--- Goal ---
From the entries below, copy every line that holds the word "color".

--- Data ---
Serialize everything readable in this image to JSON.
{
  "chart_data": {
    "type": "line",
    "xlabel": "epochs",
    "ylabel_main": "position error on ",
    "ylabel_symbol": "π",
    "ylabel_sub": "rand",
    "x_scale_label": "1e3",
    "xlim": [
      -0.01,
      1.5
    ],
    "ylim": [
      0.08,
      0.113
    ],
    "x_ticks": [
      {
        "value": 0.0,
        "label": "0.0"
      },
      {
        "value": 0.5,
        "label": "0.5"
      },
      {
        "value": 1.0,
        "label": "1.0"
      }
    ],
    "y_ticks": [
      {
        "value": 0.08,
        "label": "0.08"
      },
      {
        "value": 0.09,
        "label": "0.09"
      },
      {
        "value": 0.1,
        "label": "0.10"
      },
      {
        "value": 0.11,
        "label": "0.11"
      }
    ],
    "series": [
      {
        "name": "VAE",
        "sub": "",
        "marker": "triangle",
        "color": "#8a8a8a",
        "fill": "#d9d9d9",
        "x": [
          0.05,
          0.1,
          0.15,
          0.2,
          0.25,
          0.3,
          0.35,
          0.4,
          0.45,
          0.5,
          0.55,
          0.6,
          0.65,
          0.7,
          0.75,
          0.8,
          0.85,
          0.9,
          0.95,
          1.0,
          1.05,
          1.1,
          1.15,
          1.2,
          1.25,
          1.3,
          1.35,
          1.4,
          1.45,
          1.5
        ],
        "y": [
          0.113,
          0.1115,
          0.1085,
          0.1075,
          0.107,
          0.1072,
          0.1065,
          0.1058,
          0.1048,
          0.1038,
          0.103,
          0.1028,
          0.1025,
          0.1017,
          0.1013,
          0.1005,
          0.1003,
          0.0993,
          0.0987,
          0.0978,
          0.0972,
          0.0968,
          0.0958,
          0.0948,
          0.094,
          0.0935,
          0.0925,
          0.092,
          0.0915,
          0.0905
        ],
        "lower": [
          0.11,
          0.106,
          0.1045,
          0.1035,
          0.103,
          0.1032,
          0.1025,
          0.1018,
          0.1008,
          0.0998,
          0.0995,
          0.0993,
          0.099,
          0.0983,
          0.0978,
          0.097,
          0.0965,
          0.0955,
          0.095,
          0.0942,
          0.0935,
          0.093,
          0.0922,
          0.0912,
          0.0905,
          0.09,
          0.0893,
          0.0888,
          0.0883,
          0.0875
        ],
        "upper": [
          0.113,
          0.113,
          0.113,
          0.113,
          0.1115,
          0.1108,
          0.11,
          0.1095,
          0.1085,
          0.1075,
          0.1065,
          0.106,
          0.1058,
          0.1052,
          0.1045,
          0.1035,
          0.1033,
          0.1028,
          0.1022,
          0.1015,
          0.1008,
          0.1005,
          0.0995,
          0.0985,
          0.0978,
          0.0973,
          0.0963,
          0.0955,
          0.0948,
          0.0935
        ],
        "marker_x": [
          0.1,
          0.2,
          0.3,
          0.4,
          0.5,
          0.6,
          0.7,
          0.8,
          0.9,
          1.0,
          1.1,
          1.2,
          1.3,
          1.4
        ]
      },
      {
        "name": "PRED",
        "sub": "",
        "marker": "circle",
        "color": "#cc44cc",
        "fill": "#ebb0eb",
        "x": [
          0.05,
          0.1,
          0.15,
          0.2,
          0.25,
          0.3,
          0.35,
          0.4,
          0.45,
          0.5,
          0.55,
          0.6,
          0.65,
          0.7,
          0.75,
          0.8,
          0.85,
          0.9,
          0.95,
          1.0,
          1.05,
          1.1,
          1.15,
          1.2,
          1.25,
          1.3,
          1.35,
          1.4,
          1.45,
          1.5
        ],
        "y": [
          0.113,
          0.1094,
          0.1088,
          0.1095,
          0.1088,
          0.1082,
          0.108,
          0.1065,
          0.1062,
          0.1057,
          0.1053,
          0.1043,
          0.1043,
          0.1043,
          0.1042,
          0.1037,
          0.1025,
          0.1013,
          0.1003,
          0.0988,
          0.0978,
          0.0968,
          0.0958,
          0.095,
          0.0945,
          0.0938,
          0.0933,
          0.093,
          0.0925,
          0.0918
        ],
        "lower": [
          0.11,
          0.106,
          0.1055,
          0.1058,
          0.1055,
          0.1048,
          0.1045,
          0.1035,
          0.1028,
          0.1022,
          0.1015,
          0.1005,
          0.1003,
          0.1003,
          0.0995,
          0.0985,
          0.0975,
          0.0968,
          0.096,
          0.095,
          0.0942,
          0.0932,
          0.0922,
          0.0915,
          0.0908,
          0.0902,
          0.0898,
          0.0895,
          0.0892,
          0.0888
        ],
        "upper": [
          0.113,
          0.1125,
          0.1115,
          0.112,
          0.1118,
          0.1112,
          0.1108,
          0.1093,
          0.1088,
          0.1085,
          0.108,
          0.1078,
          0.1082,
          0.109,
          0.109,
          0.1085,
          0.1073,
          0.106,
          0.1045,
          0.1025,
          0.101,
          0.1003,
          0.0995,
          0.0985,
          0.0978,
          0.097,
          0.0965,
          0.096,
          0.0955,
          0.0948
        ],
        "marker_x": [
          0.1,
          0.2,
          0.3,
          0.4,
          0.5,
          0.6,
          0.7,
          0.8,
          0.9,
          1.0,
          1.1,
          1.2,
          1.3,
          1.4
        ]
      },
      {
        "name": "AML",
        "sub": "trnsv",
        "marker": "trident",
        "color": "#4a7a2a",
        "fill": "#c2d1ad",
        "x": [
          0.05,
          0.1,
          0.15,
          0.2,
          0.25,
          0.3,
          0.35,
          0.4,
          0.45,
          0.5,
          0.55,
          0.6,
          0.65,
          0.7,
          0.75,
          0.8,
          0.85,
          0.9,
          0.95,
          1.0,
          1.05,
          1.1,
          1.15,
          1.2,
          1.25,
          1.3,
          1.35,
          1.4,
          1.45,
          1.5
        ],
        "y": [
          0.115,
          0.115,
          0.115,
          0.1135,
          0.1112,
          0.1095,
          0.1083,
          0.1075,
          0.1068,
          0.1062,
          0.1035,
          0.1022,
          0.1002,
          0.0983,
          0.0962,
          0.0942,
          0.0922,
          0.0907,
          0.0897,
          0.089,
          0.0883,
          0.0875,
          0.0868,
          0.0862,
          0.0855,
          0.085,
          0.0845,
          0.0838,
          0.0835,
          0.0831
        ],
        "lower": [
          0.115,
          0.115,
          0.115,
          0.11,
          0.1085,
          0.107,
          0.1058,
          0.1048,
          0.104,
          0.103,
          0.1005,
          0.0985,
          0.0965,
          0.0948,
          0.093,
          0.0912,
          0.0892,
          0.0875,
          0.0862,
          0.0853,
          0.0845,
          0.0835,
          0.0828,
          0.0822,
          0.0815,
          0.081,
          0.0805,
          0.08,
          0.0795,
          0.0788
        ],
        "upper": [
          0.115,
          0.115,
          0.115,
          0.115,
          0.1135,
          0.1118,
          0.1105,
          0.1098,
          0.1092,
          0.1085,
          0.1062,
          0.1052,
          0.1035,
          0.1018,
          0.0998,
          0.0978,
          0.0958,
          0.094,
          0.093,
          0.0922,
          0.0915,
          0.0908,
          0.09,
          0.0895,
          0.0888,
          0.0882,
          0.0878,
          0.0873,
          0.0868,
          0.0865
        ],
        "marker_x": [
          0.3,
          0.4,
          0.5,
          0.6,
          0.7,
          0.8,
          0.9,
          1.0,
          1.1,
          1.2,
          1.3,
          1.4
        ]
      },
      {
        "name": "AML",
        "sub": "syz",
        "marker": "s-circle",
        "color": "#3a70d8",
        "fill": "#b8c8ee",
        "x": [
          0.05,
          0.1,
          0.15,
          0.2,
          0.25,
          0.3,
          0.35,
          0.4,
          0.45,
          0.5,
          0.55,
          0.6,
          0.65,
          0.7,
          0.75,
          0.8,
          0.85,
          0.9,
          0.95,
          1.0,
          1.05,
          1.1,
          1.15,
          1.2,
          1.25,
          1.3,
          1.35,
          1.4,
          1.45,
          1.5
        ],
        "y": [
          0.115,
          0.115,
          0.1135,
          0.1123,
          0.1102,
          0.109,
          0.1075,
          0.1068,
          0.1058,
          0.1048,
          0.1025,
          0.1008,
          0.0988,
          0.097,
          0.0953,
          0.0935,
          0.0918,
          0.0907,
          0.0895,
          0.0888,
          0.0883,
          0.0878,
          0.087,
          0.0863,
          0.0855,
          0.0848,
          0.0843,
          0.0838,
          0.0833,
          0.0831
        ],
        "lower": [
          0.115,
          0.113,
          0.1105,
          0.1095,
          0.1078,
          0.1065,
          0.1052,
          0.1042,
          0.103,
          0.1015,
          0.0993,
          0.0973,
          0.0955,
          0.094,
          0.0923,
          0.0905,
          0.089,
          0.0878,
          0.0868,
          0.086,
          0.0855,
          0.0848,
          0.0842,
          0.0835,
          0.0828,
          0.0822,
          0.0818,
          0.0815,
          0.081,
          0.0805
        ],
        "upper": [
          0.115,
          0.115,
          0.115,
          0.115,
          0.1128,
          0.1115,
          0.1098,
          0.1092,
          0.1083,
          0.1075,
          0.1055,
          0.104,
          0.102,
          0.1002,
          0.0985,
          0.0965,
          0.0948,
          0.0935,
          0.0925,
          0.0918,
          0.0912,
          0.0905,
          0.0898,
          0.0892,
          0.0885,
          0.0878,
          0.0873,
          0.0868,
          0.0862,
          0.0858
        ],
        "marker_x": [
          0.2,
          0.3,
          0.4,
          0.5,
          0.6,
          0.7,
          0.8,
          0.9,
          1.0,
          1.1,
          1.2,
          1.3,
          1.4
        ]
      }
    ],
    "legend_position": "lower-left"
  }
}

--- Reply to the task ---
        "color": "#8a8a8a",
        "color": "#cc44cc",
        "color": "#4a7a2a",
        "color": "#3a70d8",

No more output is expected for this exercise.